(Items from a figure collection)
++++++++

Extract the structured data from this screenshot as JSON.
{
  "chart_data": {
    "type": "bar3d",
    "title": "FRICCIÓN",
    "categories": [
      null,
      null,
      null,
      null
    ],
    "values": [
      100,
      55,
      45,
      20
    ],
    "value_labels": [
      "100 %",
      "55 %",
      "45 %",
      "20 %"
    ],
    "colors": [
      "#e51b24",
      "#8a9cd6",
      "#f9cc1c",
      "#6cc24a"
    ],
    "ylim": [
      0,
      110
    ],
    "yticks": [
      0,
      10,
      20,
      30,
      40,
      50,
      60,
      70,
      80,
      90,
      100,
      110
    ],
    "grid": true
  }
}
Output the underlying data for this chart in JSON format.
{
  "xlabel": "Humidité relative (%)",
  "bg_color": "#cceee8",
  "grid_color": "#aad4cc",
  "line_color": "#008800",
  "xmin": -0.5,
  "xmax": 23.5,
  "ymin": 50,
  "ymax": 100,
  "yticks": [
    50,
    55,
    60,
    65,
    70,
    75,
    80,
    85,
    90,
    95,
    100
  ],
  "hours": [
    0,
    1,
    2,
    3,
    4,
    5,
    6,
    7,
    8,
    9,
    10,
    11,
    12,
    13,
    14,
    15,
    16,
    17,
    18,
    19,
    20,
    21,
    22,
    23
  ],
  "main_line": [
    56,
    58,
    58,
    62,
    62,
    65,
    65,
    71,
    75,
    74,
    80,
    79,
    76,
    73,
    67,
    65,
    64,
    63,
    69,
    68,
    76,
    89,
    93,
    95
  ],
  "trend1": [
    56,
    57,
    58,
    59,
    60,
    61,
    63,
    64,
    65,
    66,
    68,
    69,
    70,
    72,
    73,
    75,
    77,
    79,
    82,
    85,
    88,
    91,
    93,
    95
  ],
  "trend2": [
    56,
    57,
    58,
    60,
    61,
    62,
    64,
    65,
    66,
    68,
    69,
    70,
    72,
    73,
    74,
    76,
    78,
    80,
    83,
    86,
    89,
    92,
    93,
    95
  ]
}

++++++++

§ **Exercise goal**
Transcribe every record above exactly as it appears.

§ **Result below**
Extract the structured data from this screenshot as JSON.
{
  "chart_data": {
    "type": "bar3d",
    "title": "FRICCIÓN",
    "categories": [
      null,
      null,
      null,
      null
    ],
    "values": [
      100,
      55,
      45,
      20
    ],
    "value_labels": [
      "100 %",
      "55 %",
      "45 %",
      "20 %"
    ],
    "colors": [
      "#e51b24",
      "#8a9cd6",
      "#f9cc1c",
      "#6cc24a"
    ],
    "ylim": [
      0,
      110
    ],
    "yticks": [
      0,
      10,
      20,
      30,
      40,
      50,
      60,
      70,
      80,
      90,
      100,
      110
    ],
    "grid": true
  }
}
Output the underlying data for this chart in JSON format.
{
  "xlabel": "Humidité relative (%)",
  "bg_color": "#cceee8",
  "grid_color": "#aad4cc",
  "line_color": "#008800",
  "xmin": -0.5,
  "xmax": 23.5,
  "ymin": 50,
  "ymax": 100,
  "yticks": [
    50,
    55,
    60,
    65,
    70,
    75,
    80,
    85,
    90,
    95,
    100
  ],
  "hours": [
    0,
    1,
    2,
    3,
    4,
    5,
    6,
    7,
    8,
    9,
    10,
    11,
    12,
    13,
    14,
    15,
    16,
    17,
    18,
    19,
    20,
    21,
    22,
    23
  ],
  "main_line": [
    56,
    58,
    58,
    62,
    62,
    65,
    65,
    71,
    75,
    74,
    80,
    79,
    76,
    73,
    67,
    65,
    64,
    63,
    69,
    68,
    76,
    89,
    93,
    95
  ],
  "trend1": [
    56,
    57,
    58,
    59,
    60,
    61,
    63,
    64,
    65,
    66,
    68,
    69,
    70,
    72,
    73,
    75,
    77,
    79,
    82,
    85,
    88,
    91,
    93,
    95
  ],
  "trend2": [
    56,
    57,
    58,
    60,
    61,
    62,
    64,
    65,
    66,
    68,
    69,
    70,
    72,
    73,
    74,
    76,
    78,
    80,
    83,
    86,
    89,
    92,
    93,
    95
  ]
}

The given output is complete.